**WRITTEN PROBLEM:** Reproduce this listing in full.

**DATA SHOWN:**
★ ★ ★ ★

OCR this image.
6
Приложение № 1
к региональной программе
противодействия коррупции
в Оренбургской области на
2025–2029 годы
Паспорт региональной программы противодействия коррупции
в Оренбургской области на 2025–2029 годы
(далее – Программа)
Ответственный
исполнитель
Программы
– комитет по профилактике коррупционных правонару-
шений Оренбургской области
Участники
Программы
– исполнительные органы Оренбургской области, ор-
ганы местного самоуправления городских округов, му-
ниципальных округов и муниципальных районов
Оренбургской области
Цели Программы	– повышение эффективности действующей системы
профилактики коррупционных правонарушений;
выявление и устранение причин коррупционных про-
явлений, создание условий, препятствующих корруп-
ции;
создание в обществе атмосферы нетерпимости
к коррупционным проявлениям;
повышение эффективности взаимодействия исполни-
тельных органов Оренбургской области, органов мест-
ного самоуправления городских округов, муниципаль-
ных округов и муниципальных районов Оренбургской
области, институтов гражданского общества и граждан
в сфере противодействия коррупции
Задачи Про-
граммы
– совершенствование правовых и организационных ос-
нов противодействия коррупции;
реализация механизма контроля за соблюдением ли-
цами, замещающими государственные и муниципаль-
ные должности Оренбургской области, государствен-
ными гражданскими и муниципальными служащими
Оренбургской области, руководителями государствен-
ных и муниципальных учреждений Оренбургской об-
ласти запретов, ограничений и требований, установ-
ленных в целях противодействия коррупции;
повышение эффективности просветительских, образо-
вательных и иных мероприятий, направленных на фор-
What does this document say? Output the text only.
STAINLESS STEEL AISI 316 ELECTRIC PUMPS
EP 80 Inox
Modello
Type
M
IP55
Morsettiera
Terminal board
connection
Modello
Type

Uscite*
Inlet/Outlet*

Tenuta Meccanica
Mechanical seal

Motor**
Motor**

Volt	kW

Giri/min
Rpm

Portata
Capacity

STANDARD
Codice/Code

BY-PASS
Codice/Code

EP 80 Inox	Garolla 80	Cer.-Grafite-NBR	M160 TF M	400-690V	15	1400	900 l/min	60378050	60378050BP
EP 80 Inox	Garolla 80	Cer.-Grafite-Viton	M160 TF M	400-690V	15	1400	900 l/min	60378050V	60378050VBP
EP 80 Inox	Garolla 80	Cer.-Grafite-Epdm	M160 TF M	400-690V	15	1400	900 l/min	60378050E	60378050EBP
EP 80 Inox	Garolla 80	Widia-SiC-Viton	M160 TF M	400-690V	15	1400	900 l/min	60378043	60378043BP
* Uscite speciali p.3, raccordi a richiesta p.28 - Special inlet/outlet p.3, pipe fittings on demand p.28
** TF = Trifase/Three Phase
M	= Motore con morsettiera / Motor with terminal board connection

★ ★ ★ ★

**FINISHED ANSWER:**
OCR this image.
6
Приложение № 1
к региональной программе
противодействия коррупции
в Оренбургской области на
2025–2029 годы
Паспорт региональной программы противодействия коррупции
в Оренбургской области на 2025–2029 годы
(далее – Программа)
Ответственный
исполнитель
Программы
– комитет по профилактике коррупционных правонару-
шений Оренбургской области
Участники
Программы
– исполнительные органы Оренбургской области, ор-
ганы местного самоуправления городских округов, му-
ниципальных округов и муниципальных районов
Оренбургской области
Цели Программы	– повышение эффективности действующей системы
профилактики коррупционных правонарушений;
выявление и устранение причин коррупционных про-
явлений, создание условий, препятствующих корруп-
ции;
создание в обществе атмосферы нетерпимости
к коррупционным проявлениям;
повышение эффективности взаимодействия исполни-
тельных органов Оренбургской области, органов мест-
ного самоуправления городских округов, муниципаль-
ных округов и муниципальных районов Оренбургской
области, институтов гражданского общества и граждан
в сфере противодействия коррупции
Задачи Про-
граммы
– совершенствование правовых и организационных ос-
нов противодействия коррупции;
реализация механизма контроля за соблюдением ли-
цами, замещающими государственные и муниципаль-
ные должности Оренбургской области, государствен-
ными гражданскими и муниципальными служащими
Оренбургской области, руководителями государствен-
ных и муниципальных учреждений Оренбургской об-
ласти запретов, ограничений и требований, установ-
ленных в целях противодействия коррупции;
повышение эффективности просветительских, образо-
вательных и иных мероприятий, направленных на фор-
What does this document say? Output the text only.
STAINLESS STEEL AISI 316 ELECTRIC PUMPS
EP 80 Inox
Modello
Type
M
IP55
Morsettiera
Terminal board
connection
Modello
Type

Uscite*
Inlet/Outlet*

Tenuta Meccanica
Mechanical seal

Motor**
Motor**

Volt	kW

Giri/min
Rpm

Portata
Capacity

STANDARD
Codice/Code

BY-PASS
Codice/Code

EP 80 Inox	Garolla 80	Cer.-Grafite-NBR	M160 TF M	400-690V	15	1400	900 l/min	60378050	60378050BP
EP 80 Inox	Garolla 80	Cer.-Grafite-Viton	M160 TF M	400-690V	15	1400	900 l/min	60378050V	60378050VBP
EP 80 Inox	Garolla 80	Cer.-Grafite-Epdm	M160 TF M	400-690V	15	1400	900 l/min	60378050E	60378050EBP
EP 80 Inox	Garolla 80	Widia-SiC-Viton	M160 TF M	400-690V	15	1400	900 l/min	60378043	60378043BP
* Uscite speciali p.3, raccordi a richiesta p.28 - Special inlet/outlet p.3, pipe fittings on demand p.28
** TF = Trifase/Three Phase
M	= Motore con morsettiera / Motor with terminal board connection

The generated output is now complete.